::: SUPPLIED RECORDS

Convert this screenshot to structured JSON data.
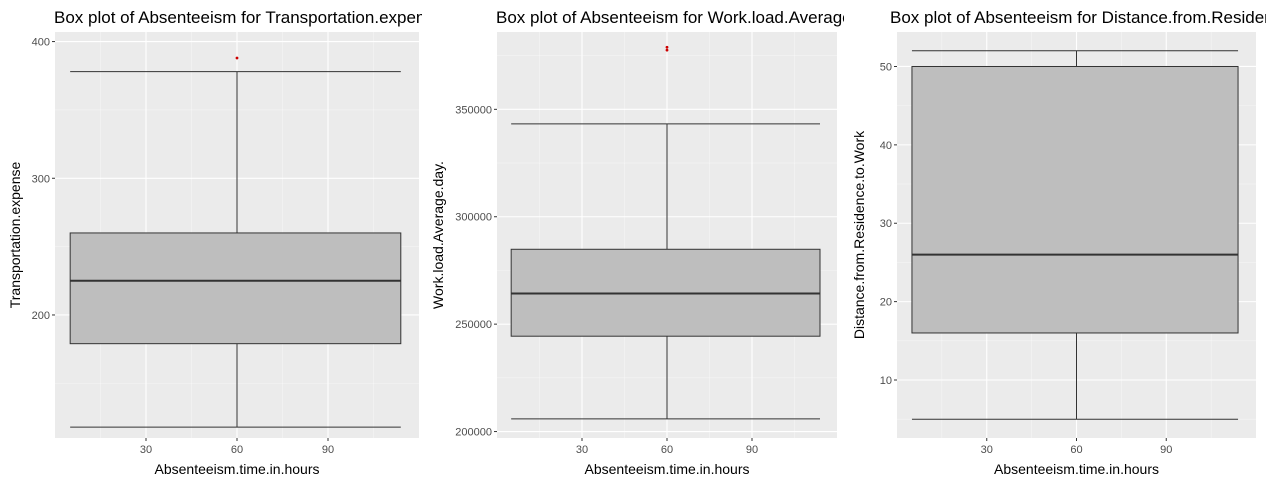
{
  "chart_data": [
    {
      "type": "box",
      "title": "Box plot of Absenteeism for Transportation.expense",
      "xlabel": "Absenteeism.time.in.hours",
      "ylabel": "Transportation.expense",
      "xlim": [
        0,
        120
      ],
      "xticks": [
        30,
        60,
        90
      ],
      "ylim": [
        110,
        407
      ],
      "yticks": [
        200,
        300,
        400
      ],
      "tick_format": "plain",
      "box": {
        "xmin": 5,
        "xmax": 114,
        "whisker_low": 118,
        "q1": 179,
        "median": 225,
        "q3": 260,
        "whisker_high": 378,
        "whisker_x": 60
      },
      "outliers": [
        {
          "x": 60,
          "y": 388
        }
      ],
      "grid": true
    },
    {
      "type": "box",
      "title": "Box plot of Absenteeism for Work.load.Average.day.",
      "xlabel": "Absenteeism.time.in.hours",
      "ylabel": "Work.load.Average.day.",
      "xlim": [
        0,
        120
      ],
      "xticks": [
        30,
        60,
        90
      ],
      "ylim": [
        197000,
        386000
      ],
      "yticks": [
        200000,
        250000,
        300000,
        350000
      ],
      "tick_format": "plain",
      "box": {
        "xmin": 5,
        "xmax": 114,
        "whisker_low": 205917,
        "q1": 244387,
        "median": 264249,
        "q3": 284853,
        "whisker_high": 343253,
        "whisker_x": 60
      },
      "outliers": [
        {
          "x": 60,
          "y": 378884
        },
        {
          "x": 60,
          "y": 377550
        }
      ],
      "grid": true
    },
    {
      "type": "box",
      "title": "Box plot of Absenteeism for Distance.from.Residence.to.Work",
      "xlabel": "Absenteeism.time.in.hours",
      "ylabel": "Distance.from.Residence.to.Work",
      "xlim": [
        0,
        120
      ],
      "xticks": [
        30,
        60,
        90
      ],
      "ylim": [
        2.6,
        54.4
      ],
      "yticks": [
        10,
        20,
        30,
        40,
        50
      ],
      "tick_format": "plain",
      "box": {
        "xmin": 5,
        "xmax": 114,
        "whisker_low": 5,
        "q1": 16,
        "median": 26,
        "q3": 50,
        "whisker_high": 52,
        "whisker_x": 60
      },
      "outliers": [],
      "grid": true
    }
  ],
  "colors": {
    "panel_background": "#ebebeb",
    "grid_major": "#ffffff",
    "box_fill": "#bebebe",
    "box_stroke": "#333333",
    "outlier": "#cc0000"
  }
}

::::::

TASK DETAILS >>
Pictures are excluded; copy all other data exactly as shown.

ANSWER TO THIS TASK >>
Convert this screenshot to structured JSON data.
{
  "chart_data": [
    {
      "type": "box",
      "title": "Box plot of Absenteeism for Transportation.expense",
      "xlabel": "Absenteeism.time.in.hours",
      "ylabel": "Transportation.expense",
      "xlim": [
        0,
        120
      ],
      "xticks": [
        30,
        60,
        90
      ],
      "ylim": [
        110,
        407
      ],
      "yticks": [
        200,
        300,
        400
      ],
      "tick_format": "plain",
      "box": {
        "xmin": 5,
        "xmax": 114,
        "whisker_low": 118,
        "q1": 179,
        "median": 225,
        "q3": 260,
        "whisker_high": 378,
        "whisker_x": 60
      },
      "outliers": [
        {
          "x": 60,
          "y": 388
        }
      ],
      "grid": true
    },
    {
      "type": "box",
      "title": "Box plot of Absenteeism for Work.load.Average.day.",
      "xlabel": "Absenteeism.time.in.hours",
      "ylabel": "Work.load.Average.day.",
      "xlim": [
        0,
        120
      ],
      "xticks": [
        30,
        60,
        90
      ],
      "ylim": [
        197000,
        386000
      ],
      "yticks": [
        200000,
        250000,
        300000,
        350000
      ],
      "tick_format": "plain",
      "box": {
        "xmin": 5,
        "xmax": 114,
        "whisker_low": 205917,
        "q1": 244387,
        "median": 264249,
        "q3": 284853,
        "whisker_high": 343253,
        "whisker_x": 60
      },
      "outliers": [
        {
          "x": 60,
          "y": 378884
        },
        {
          "x": 60,
          "y": 377550
        }
      ],
      "grid": true
    },
    {
      "type": "box",
      "title": "Box plot of Absenteeism for Distance.from.Residence.to.Work",
      "xlabel": "Absenteeism.time.in.hours",
      "ylabel": "Distance.from.Residence.to.Work",
      "xlim": [
        0,
        120
      ],
      "xticks": [
        30,
        60,
        90
      ],
      "ylim": [
        2.6,
        54.4
      ],
      "yticks": [
        10,
        20,
        30,
        40,
        50
      ],
      "tick_format": "plain",
      "box": {
        "xmin": 5,
        "xmax": 114,
        "whisker_low": 5,
        "q1": 16,
        "median": 26,
        "q3": 50,
        "whisker_high": 52,
        "whisker_x": 60
      },
      "outliers": [],
      "grid": true
    }
  ],
  "colors": {
    "panel_background": "#ebebeb",
    "grid_major": "#ffffff",
    "box_fill": "#bebebe",
    "box_stroke": "#333333",
    "outlier": "#cc0000"
  }
}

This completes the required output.